▸ Work to complete
Reproduce the listing below, replacing each "$5.00" with "$6.00" and keeping everything else the same. Leave the pictures out.

▸ Source records
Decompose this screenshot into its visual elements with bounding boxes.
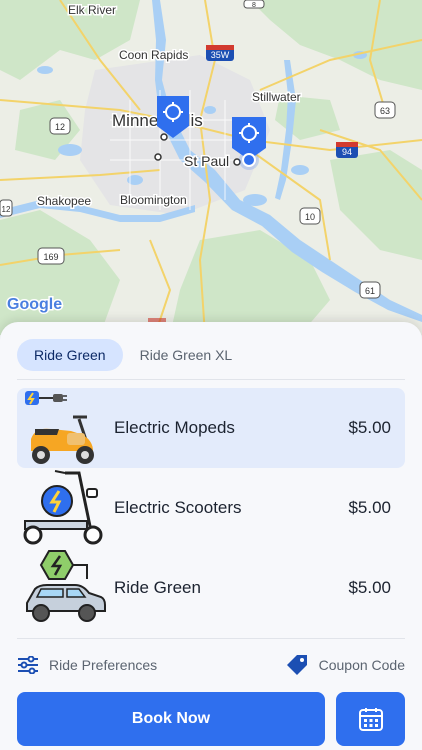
route-shield-12: 12 [49, 117, 71, 135]
calendar-icon [358, 708, 383, 731]
svg-text:8: 8 [252, 2, 256, 9]
place-shakopee: Shakopee [37, 194, 91, 208]
svg-text:12: 12 [55, 122, 65, 132]
current-location-icon [242, 153, 256, 167]
ride-price: $5.00 [348, 578, 391, 597]
schedule-ride-button[interactable] [336, 692, 405, 746]
route-shield-63: 63 [374, 101, 396, 119]
place-elk-river: Elk River [68, 3, 116, 17]
map-canvas[interactable]: 35W 94 12 12 63 169 10 61 8 Elk River Co… [0, 0, 422, 335]
electric-car-icon [26, 550, 106, 622]
svg-text:94: 94 [342, 147, 352, 157]
electric-scooter-icon [23, 470, 103, 545]
sliders-icon [18, 656, 38, 674]
place-bloomington: Bloomington [120, 193, 187, 207]
tag-icon [286, 655, 307, 675]
svg-text:35W: 35W [211, 50, 230, 60]
coupon-code-label: Coupon Code [318, 657, 405, 673]
ride-preferences-link[interactable]: Ride Preferences [17, 656, 157, 674]
place-stillwater: Stillwater [252, 90, 301, 104]
route-shield-61: 61 [359, 281, 381, 299]
electric-moped-icon [25, 391, 94, 464]
svg-text:10: 10 [305, 212, 315, 222]
route-shield-169: 169 [37, 247, 65, 265]
book-now-button[interactable]: Book Now [17, 692, 325, 746]
svg-text:12: 12 [2, 205, 11, 214]
ride-preferences-label: Ride Preferences [49, 657, 158, 673]
route-shield-12-west: 12 [0, 199, 13, 217]
ride-option-electric-mopeds[interactable]: Electric Mopeds $5.00 [17, 388, 405, 468]
divider [17, 638, 405, 639]
svg-text:169: 169 [43, 252, 58, 262]
route-shield-10: 10 [299, 207, 321, 225]
tab-ride-green-xl[interactable]: Ride Green XL [123, 339, 250, 371]
tab-ride-green[interactable]: Ride Green [17, 339, 123, 371]
ride-price: $5.00 [348, 498, 391, 517]
divider [17, 379, 405, 380]
place-coon-rapids: Coon Rapids [119, 48, 188, 62]
google-logo: Google [7, 296, 62, 313]
place-st-paul: St Paul [184, 153, 229, 169]
highway-shield-94: 94 [336, 142, 358, 158]
map-view[interactable]: 35W 94 12 12 63 169 10 61 8 Elk River Co… [0, 0, 422, 335]
ride-option-electric-scooters[interactable]: Electric Scooters $5.00 [17, 468, 405, 548]
svg-text:63: 63 [380, 106, 390, 116]
coupon-code-link[interactable]: Coupon Code [285, 653, 405, 677]
route-shield-8: 8 [243, 0, 265, 9]
ride-name: Ride Green [114, 578, 201, 597]
ride-category-tabs: Ride Green Ride Green XL [17, 339, 249, 371]
ride-name: Electric Mopeds [114, 418, 235, 437]
ride-name: Electric Scooters [114, 498, 242, 517]
ride-option-ride-green[interactable]: Ride Green $5.00 [17, 548, 405, 628]
highway-shield-35w: 35W [206, 45, 234, 61]
ride-price: $5.00 [348, 418, 391, 437]
svg-text:61: 61 [365, 286, 375, 296]
ride-selection-sheet: Ride Green Ride Green XL Electric Mopeds… [0, 322, 422, 750]
options-row: Ride Preferences Coupon Code [17, 652, 405, 678]
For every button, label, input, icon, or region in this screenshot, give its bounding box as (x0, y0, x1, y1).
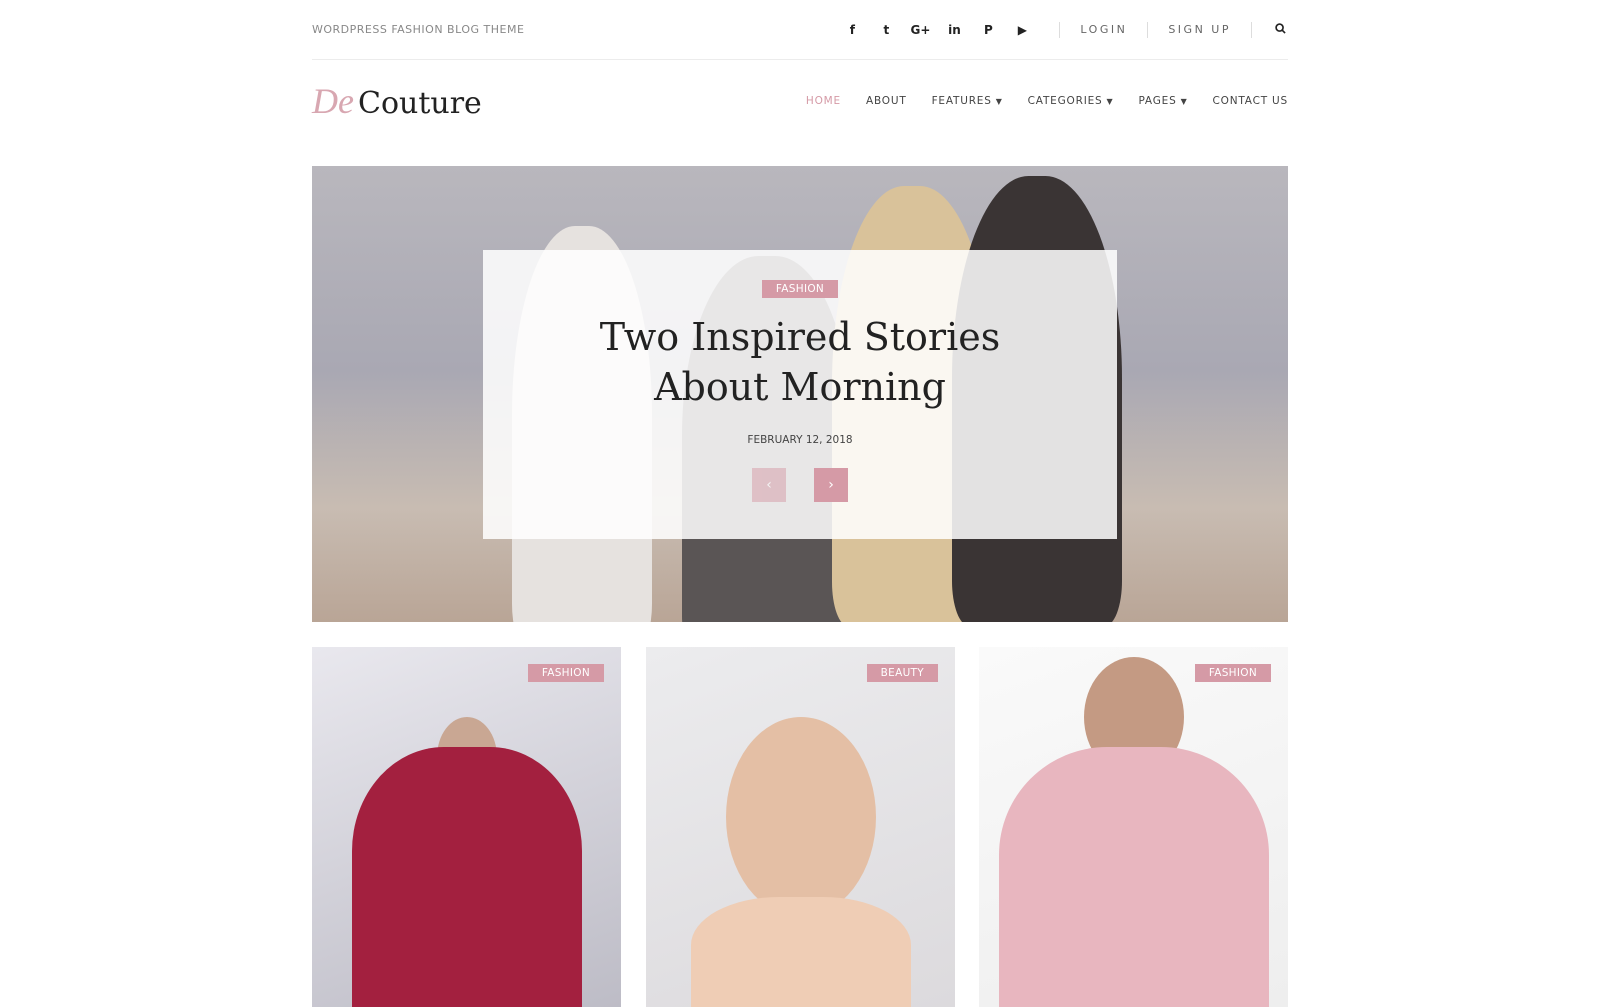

▸ Expected output
Decompose this screenshot into its visual elements with bounding boxes.
route-shield-12: 12 [49, 117, 71, 135]
calendar-icon [358, 708, 383, 731]
svg-text:8: 8 [252, 2, 256, 9]
place-shakopee: Shakopee [37, 194, 91, 208]
svg-text:12: 12 [55, 122, 65, 132]
current-location-icon [242, 153, 256, 167]
ride-price: $6.00 [348, 578, 391, 597]
schedule-ride-button[interactable] [336, 692, 405, 746]
route-shield-63: 63 [374, 101, 396, 119]
place-elk-river: Elk River [68, 3, 116, 17]
map-canvas[interactable]: 35W 94 12 12 63 169 10 61 8 Elk River Co… [0, 0, 422, 335]
electric-car-icon [26, 550, 106, 622]
svg-text:94: 94 [342, 147, 352, 157]
electric-scooter-icon [23, 470, 103, 545]
sliders-icon [18, 656, 38, 674]
place-bloomington: Bloomington [120, 193, 187, 207]
tag-icon [286, 655, 307, 675]
svg-text:35W: 35W [211, 50, 230, 60]
coupon-code-label: Coupon Code [318, 657, 405, 673]
ride-preferences-link[interactable]: Ride Preferences [17, 656, 157, 674]
place-stillwater: Stillwater [252, 90, 301, 104]
route-shield-61: 61 [359, 281, 381, 299]
electric-moped-icon [25, 391, 94, 464]
svg-text:10: 10 [305, 212, 315, 222]
route-shield-169: 169 [37, 247, 65, 265]
book-now-button[interactable]: Book Now [17, 692, 325, 746]
svg-text:12: 12 [2, 205, 11, 214]
ride-preferences-label: Ride Preferences [49, 657, 158, 673]
route-shield-12-west: 12 [0, 199, 13, 217]
ride-option-electric-mopeds[interactable]: Electric Mopeds $6.00 [17, 388, 405, 468]
divider [17, 638, 405, 639]
svg-text:169: 169 [43, 252, 58, 262]
route-shield-10: 10 [299, 207, 321, 225]
tab-ride-green-xl[interactable]: Ride Green XL [123, 339, 250, 371]
tab-ride-green[interactable]: Ride Green [17, 339, 123, 371]
ride-price: $6.00 [348, 498, 391, 517]
divider [17, 379, 405, 380]
place-coon-rapids: Coon Rapids [119, 48, 188, 62]
google-logo: Google [7, 296, 62, 313]
place-st-paul: St Paul [184, 153, 229, 169]
highway-shield-94: 94 [336, 142, 358, 158]
map-view[interactable]: 35W 94 12 12 63 169 10 61 8 Elk River Co… [0, 0, 422, 335]
ride-option-electric-scooters[interactable]: Electric Scooters $6.00 [17, 468, 405, 548]
svg-text:63: 63 [380, 106, 390, 116]
coupon-code-link[interactable]: Coupon Code [285, 653, 405, 677]
route-shield-8: 8 [243, 0, 265, 9]
ride-name: Ride Green [114, 578, 201, 597]
ride-category-tabs: Ride Green Ride Green XL [17, 339, 249, 371]
ride-name: Electric Mopeds [114, 418, 235, 437]
ride-name: Electric Scooters [114, 498, 242, 517]
ride-option-ride-green[interactable]: Ride Green $6.00 [17, 548, 405, 628]
highway-shield-35w: 35W [206, 45, 234, 61]
ride-price: $6.00 [348, 418, 391, 437]
svg-text:61: 61 [365, 286, 375, 296]
ride-selection-sheet: Ride Green Ride Green XL Electric Mopeds… [0, 322, 422, 750]
options-row: Ride Preferences Coupon Code [17, 652, 405, 678]
For every button, label, input, icon, or region in this screenshot, give its bounding box as (x0, y0, x1, y1).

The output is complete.